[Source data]
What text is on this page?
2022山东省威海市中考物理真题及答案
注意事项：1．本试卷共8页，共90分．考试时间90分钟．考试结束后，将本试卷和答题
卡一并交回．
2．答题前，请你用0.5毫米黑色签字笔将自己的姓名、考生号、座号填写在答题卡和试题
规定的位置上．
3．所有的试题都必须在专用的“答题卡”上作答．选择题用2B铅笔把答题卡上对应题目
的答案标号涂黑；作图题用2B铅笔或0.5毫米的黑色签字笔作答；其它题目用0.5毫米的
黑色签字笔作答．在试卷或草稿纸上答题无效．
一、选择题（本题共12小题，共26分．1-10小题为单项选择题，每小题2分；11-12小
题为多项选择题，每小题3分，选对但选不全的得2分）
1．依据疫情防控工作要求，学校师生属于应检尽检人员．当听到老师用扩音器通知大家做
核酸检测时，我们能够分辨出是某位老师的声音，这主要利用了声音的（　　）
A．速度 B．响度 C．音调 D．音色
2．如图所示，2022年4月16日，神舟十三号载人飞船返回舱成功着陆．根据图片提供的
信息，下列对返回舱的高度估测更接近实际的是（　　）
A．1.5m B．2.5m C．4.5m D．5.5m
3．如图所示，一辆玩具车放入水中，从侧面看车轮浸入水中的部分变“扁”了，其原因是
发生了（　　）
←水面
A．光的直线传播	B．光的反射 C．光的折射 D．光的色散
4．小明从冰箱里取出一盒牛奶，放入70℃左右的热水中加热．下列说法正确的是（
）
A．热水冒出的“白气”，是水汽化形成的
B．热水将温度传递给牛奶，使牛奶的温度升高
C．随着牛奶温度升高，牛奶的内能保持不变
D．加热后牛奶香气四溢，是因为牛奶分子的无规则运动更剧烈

WORK INSTRUCTIONS: Reproduce each line from the records that contains the word "如图所示".

CORRECT RESPONSE:
2．如图所示，2022年4月16日，神舟十三号载人飞船返回舱成功着陆．根据图片提供的
3．如图所示，一辆玩具车放入水中，从侧面看车轮浸入水中的部分变“扁”了，其原因是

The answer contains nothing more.